Stored dataset entries =>

-- BEGIN --

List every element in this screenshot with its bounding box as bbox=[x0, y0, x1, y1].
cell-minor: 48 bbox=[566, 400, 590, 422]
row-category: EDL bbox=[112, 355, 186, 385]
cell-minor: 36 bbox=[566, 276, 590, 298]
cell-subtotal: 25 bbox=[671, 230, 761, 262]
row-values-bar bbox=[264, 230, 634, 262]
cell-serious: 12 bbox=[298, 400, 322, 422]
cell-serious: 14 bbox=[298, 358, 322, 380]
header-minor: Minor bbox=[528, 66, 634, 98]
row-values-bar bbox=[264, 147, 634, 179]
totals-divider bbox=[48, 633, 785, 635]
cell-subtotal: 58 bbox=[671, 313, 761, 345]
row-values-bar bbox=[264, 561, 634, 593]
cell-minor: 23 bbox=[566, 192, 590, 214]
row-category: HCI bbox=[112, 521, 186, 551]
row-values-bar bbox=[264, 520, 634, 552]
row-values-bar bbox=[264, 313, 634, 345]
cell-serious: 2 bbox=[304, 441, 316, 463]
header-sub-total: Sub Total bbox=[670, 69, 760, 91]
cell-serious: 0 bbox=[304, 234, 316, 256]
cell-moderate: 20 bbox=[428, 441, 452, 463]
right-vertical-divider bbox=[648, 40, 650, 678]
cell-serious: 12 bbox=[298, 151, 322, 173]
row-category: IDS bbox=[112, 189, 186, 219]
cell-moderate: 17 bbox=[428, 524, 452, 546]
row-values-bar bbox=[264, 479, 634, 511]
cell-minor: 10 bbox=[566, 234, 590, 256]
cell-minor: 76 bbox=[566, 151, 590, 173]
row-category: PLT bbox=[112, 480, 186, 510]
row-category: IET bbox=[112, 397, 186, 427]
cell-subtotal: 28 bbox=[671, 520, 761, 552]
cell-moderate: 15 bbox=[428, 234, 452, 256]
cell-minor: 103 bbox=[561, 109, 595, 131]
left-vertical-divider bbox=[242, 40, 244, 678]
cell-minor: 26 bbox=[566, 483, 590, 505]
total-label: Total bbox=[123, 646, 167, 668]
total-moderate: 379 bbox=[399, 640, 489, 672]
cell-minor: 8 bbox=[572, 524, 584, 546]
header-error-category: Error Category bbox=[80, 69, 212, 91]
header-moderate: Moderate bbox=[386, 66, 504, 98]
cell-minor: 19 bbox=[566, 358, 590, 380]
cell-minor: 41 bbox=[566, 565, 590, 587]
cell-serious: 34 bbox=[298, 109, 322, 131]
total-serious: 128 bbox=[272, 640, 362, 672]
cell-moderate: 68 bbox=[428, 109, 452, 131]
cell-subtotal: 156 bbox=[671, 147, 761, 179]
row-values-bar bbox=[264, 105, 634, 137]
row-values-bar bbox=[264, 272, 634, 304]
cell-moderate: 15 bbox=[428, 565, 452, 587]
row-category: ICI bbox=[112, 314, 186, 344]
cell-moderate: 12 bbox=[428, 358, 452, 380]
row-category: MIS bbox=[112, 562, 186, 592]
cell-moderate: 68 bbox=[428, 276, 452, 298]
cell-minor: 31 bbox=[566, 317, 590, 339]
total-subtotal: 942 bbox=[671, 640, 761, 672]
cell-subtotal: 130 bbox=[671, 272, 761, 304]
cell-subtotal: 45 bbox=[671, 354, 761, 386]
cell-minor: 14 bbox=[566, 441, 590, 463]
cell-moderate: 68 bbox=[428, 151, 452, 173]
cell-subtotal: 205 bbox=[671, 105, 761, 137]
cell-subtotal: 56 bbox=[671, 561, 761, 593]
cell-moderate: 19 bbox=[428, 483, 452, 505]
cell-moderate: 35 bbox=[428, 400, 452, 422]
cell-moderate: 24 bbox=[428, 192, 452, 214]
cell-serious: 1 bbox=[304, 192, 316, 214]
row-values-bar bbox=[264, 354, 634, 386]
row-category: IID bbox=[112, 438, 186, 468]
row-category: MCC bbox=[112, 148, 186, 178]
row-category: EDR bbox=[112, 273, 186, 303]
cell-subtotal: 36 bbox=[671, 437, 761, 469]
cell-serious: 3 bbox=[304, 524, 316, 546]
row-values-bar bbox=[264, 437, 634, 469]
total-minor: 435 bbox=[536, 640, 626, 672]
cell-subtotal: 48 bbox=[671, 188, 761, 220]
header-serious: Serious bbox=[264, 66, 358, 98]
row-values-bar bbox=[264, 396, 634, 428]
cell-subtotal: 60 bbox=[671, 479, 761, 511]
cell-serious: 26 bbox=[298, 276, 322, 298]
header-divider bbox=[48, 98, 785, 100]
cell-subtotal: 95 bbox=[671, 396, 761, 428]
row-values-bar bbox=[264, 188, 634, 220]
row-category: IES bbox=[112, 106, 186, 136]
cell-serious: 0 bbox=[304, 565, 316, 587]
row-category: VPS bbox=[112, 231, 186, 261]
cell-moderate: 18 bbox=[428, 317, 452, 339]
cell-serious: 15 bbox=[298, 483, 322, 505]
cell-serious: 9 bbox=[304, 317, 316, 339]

-- END --

GIVEN PROBLEM =>
Reproduce each of the records above verbatim, in full, without any changes.

THE RESPONSE =>
List every element in this screenshot with its bounding box as bbox=[x0, y0, x1, y1].
cell-minor: 48 bbox=[566, 400, 590, 422]
row-category: EDL bbox=[112, 355, 186, 385]
cell-minor: 36 bbox=[566, 276, 590, 298]
cell-subtotal: 25 bbox=[671, 230, 761, 262]
row-values-bar bbox=[264, 230, 634, 262]
cell-serious: 12 bbox=[298, 400, 322, 422]
cell-serious: 14 bbox=[298, 358, 322, 380]
header-minor: Minor bbox=[528, 66, 634, 98]
row-values-bar bbox=[264, 147, 634, 179]
totals-divider bbox=[48, 633, 785, 635]
cell-subtotal: 58 bbox=[671, 313, 761, 345]
row-values-bar bbox=[264, 561, 634, 593]
cell-minor: 23 bbox=[566, 192, 590, 214]
row-category: HCI bbox=[112, 521, 186, 551]
row-values-bar bbox=[264, 520, 634, 552]
row-values-bar bbox=[264, 313, 634, 345]
cell-serious: 2 bbox=[304, 441, 316, 463]
header-sub-total: Sub Total bbox=[670, 69, 760, 91]
cell-serious: 0 bbox=[304, 234, 316, 256]
cell-moderate: 20 bbox=[428, 441, 452, 463]
right-vertical-divider bbox=[648, 40, 650, 678]
cell-serious: 12 bbox=[298, 151, 322, 173]
row-category: IDS bbox=[112, 189, 186, 219]
cell-moderate: 17 bbox=[428, 524, 452, 546]
row-values-bar bbox=[264, 479, 634, 511]
cell-minor: 10 bbox=[566, 234, 590, 256]
cell-minor: 76 bbox=[566, 151, 590, 173]
row-category: PLT bbox=[112, 480, 186, 510]
row-category: IET bbox=[112, 397, 186, 427]
cell-subtotal: 28 bbox=[671, 520, 761, 552]
cell-moderate: 15 bbox=[428, 234, 452, 256]
cell-minor: 103 bbox=[561, 109, 595, 131]
left-vertical-divider bbox=[242, 40, 244, 678]
cell-minor: 26 bbox=[566, 483, 590, 505]
total-label: Total bbox=[123, 646, 167, 668]
total-moderate: 379 bbox=[399, 640, 489, 672]
cell-minor: 8 bbox=[572, 524, 584, 546]
header-error-category: Error Category bbox=[80, 69, 212, 91]
header-moderate: Moderate bbox=[386, 66, 504, 98]
cell-minor: 19 bbox=[566, 358, 590, 380]
cell-minor: 41 bbox=[566, 565, 590, 587]
cell-serious: 34 bbox=[298, 109, 322, 131]
total-serious: 128 bbox=[272, 640, 362, 672]
cell-moderate: 68 bbox=[428, 109, 452, 131]
cell-subtotal: 156 bbox=[671, 147, 761, 179]
row-values-bar bbox=[264, 105, 634, 137]
row-values-bar bbox=[264, 272, 634, 304]
cell-moderate: 15 bbox=[428, 565, 452, 587]
row-category: ICI bbox=[112, 314, 186, 344]
cell-moderate: 12 bbox=[428, 358, 452, 380]
row-category: MIS bbox=[112, 562, 186, 592]
cell-moderate: 68 bbox=[428, 276, 452, 298]
cell-minor: 31 bbox=[566, 317, 590, 339]
total-subtotal: 942 bbox=[671, 640, 761, 672]
cell-subtotal: 130 bbox=[671, 272, 761, 304]
cell-subtotal: 45 bbox=[671, 354, 761, 386]
cell-minor: 14 bbox=[566, 441, 590, 463]
cell-moderate: 68 bbox=[428, 151, 452, 173]
cell-subtotal: 205 bbox=[671, 105, 761, 137]
cell-subtotal: 56 bbox=[671, 561, 761, 593]
cell-moderate: 19 bbox=[428, 483, 452, 505]
cell-moderate: 35 bbox=[428, 400, 452, 422]
cell-moderate: 24 bbox=[428, 192, 452, 214]
cell-serious: 1 bbox=[304, 192, 316, 214]
row-values-bar bbox=[264, 354, 634, 386]
row-category: IID bbox=[112, 438, 186, 468]
row-category: MCC bbox=[112, 148, 186, 178]
row-category: EDR bbox=[112, 273, 186, 303]
cell-subtotal: 36 bbox=[671, 437, 761, 469]
cell-serious: 3 bbox=[304, 524, 316, 546]
row-values-bar bbox=[264, 437, 634, 469]
total-minor: 435 bbox=[536, 640, 626, 672]
cell-subtotal: 48 bbox=[671, 188, 761, 220]
header-serious: Serious bbox=[264, 66, 358, 98]
row-values-bar bbox=[264, 396, 634, 428]
cell-subtotal: 60 bbox=[671, 479, 761, 511]
cell-serious: 26 bbox=[298, 276, 322, 298]
header-divider bbox=[48, 98, 785, 100]
cell-subtotal: 95 bbox=[671, 396, 761, 428]
row-values-bar bbox=[264, 188, 634, 220]
row-category: IES bbox=[112, 106, 186, 136]
cell-serious: 0 bbox=[304, 565, 316, 587]
row-category: VPS bbox=[112, 231, 186, 261]
cell-moderate: 18 bbox=[428, 317, 452, 339]
cell-serious: 15 bbox=[298, 483, 322, 505]
cell-serious: 9 bbox=[304, 317, 316, 339]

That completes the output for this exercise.